Cosa fare = Riassumi in due frasi l'articolo sull'acciaieria di Taranto.

Estratto =
------------------------------------------------------------

L’acciaio della Taranto che declina, ma rinascere si può

Dei tanti, che in passato non facevano altro che parlare con positività del suo futuro si stanno pian piano perdendo le tracce

Giovedì 19 Ottobre 2023, 13:58

La crisi dell’Acciaieria di Taranto è in questi giorni venuta allo scoperto. Dei tanti, che in passato non facevano altro che parlare con positività del suo futuro si stanno pian piano perdendo le tracce. Se c’è una cosa che spiace è il famoso «l’avevamo detto noi»; e per vero proprio su queste pagine chi scrive ne aveva parlato già da sette anni, e successivamente ripetuto su questo giornale in occasione di nuovi elementi, figli di uno stesso procedimento di decadenza, tante volte. La più recente, nello scorso febbraio.

Oggi, fra cassa integrazione come normalità; fra la presa di posizione di Bernabé, che chiarisce come il futuro sia compromesso e - notizia dell’ultimo minuto - persino l’impossibilità dell’azienda di avere il gas, tra caduta della produzione, incidenti ogni tot giorni ecc., credo si possa dire che, a guardare con realismo, si poteva pensare in certi mondi già da tempo che saremmo giunti a questo punto. Che a me pare di non ritorno.

Anche altri luoghi noti si lamentano, ma per verità pare incontrino promesse con qualche concretezza, come Piombino, ed altri luoghi pronti per l’acciaio green.

C’è per la nostra città quello che si chiama volontà politica? Non pare. Invece sarebbe il tempo di affrontare per tempo il problema. Chiusa che fosse l’acciaieria c’è bisogno di evitare che chi ci lavora si trovi senza futuro. Allora, un progetto, che contempli a Taranto la nascita, privati o statali che siano, di aziende di taglio moderno, come la costruzione di pannelli solari (che sappiamo, sono andati verso la Sicilia), o come aziende manufatturiere (sì, come una volta erano i Cantieri Tosi), o di aziende del settore della tecnologia avanzata, che trattenga qui i giovani più preparati che lentamente vanno via da Taranto.

------------------------------------------------------------

Dati forniti =
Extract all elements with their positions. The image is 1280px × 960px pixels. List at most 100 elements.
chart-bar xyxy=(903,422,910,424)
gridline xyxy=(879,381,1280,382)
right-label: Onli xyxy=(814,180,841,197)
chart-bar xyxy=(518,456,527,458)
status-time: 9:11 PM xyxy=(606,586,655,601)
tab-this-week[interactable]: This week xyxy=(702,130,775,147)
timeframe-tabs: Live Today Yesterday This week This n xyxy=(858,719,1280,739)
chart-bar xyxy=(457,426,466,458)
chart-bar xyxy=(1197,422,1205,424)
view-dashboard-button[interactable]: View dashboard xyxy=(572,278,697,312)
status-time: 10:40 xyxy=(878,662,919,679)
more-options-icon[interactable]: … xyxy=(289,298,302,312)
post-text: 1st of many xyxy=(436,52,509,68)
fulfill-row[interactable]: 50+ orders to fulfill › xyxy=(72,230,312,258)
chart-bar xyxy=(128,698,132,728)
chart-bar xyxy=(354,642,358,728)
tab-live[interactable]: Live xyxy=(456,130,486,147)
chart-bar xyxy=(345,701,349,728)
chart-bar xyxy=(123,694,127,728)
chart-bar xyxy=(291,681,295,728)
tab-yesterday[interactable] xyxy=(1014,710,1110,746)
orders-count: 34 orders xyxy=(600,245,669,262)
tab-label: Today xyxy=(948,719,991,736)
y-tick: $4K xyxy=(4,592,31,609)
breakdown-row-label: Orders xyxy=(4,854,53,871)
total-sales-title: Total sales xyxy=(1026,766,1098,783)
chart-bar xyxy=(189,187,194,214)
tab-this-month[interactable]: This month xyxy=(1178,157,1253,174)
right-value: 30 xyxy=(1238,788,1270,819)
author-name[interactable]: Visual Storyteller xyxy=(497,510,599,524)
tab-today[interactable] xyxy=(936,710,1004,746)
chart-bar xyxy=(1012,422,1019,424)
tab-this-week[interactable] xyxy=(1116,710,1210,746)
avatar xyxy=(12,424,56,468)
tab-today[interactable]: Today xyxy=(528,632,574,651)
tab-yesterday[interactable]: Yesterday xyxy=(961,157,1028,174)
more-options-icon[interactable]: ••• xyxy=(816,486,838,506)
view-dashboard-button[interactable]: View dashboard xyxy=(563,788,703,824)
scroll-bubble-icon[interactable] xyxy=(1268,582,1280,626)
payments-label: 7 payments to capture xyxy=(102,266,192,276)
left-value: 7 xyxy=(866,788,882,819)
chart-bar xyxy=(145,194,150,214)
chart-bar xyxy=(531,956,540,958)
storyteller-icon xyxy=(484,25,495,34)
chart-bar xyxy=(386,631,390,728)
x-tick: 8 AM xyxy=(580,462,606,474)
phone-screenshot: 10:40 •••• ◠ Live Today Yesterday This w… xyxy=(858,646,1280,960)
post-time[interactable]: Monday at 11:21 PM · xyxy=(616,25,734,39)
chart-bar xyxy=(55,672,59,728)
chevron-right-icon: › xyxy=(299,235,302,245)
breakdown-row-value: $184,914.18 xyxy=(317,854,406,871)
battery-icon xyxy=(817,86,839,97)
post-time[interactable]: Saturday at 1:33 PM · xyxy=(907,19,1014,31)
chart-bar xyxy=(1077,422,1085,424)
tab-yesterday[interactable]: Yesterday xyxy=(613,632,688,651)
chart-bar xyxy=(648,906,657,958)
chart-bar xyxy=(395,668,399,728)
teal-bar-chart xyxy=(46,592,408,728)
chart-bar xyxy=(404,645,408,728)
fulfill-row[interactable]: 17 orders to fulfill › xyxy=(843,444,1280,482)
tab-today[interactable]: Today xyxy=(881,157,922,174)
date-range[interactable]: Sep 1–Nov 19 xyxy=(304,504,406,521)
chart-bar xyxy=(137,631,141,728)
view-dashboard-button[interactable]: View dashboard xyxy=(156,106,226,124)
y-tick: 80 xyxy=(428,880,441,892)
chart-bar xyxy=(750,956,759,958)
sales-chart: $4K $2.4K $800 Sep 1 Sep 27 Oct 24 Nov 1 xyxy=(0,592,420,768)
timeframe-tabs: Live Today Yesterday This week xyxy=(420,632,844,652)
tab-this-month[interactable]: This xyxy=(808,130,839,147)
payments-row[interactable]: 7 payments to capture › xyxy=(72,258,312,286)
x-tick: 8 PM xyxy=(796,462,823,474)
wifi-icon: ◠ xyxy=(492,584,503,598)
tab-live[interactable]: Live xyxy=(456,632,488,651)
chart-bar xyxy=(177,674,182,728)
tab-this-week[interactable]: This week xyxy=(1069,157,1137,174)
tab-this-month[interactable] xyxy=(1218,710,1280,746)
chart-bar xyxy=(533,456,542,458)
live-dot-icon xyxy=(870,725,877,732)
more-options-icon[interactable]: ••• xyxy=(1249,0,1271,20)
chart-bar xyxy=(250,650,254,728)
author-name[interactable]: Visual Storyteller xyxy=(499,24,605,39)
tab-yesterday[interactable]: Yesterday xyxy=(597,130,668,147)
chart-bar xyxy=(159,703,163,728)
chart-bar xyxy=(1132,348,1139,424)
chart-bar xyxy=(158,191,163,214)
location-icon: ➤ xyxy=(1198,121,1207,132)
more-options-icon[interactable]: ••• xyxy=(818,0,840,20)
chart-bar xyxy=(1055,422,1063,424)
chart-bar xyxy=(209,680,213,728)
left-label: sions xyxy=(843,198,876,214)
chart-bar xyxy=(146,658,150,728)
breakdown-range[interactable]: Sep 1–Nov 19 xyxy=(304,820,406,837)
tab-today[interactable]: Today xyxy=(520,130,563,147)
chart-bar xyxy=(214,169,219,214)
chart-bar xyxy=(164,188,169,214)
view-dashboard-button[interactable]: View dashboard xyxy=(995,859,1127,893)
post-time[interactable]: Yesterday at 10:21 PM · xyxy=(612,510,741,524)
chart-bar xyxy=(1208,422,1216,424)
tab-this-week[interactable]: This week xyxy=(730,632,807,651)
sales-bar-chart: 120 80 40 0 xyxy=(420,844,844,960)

------------------------------------------------------------

Risposta = La crisi dell'acciaieria di Taranto è ormai evidente, tra cassa integrazione diventata normale, calo della produzione, incidenti frequenti e perfino l'impossibilità di avere il gas, e chi scrive la considera un punto di non ritorno. Mentre luoghi come Piombino ricevono promesse concrete, per Taranto non sembra esserci volontà politica, e chi scrive propone un progetto per far nascere aziende moderne che diano un futuro a chi ci lavora e trattengano i giovani più preparati: aziende di pannelli solari, manifatturiere o di tecnologia avanzata.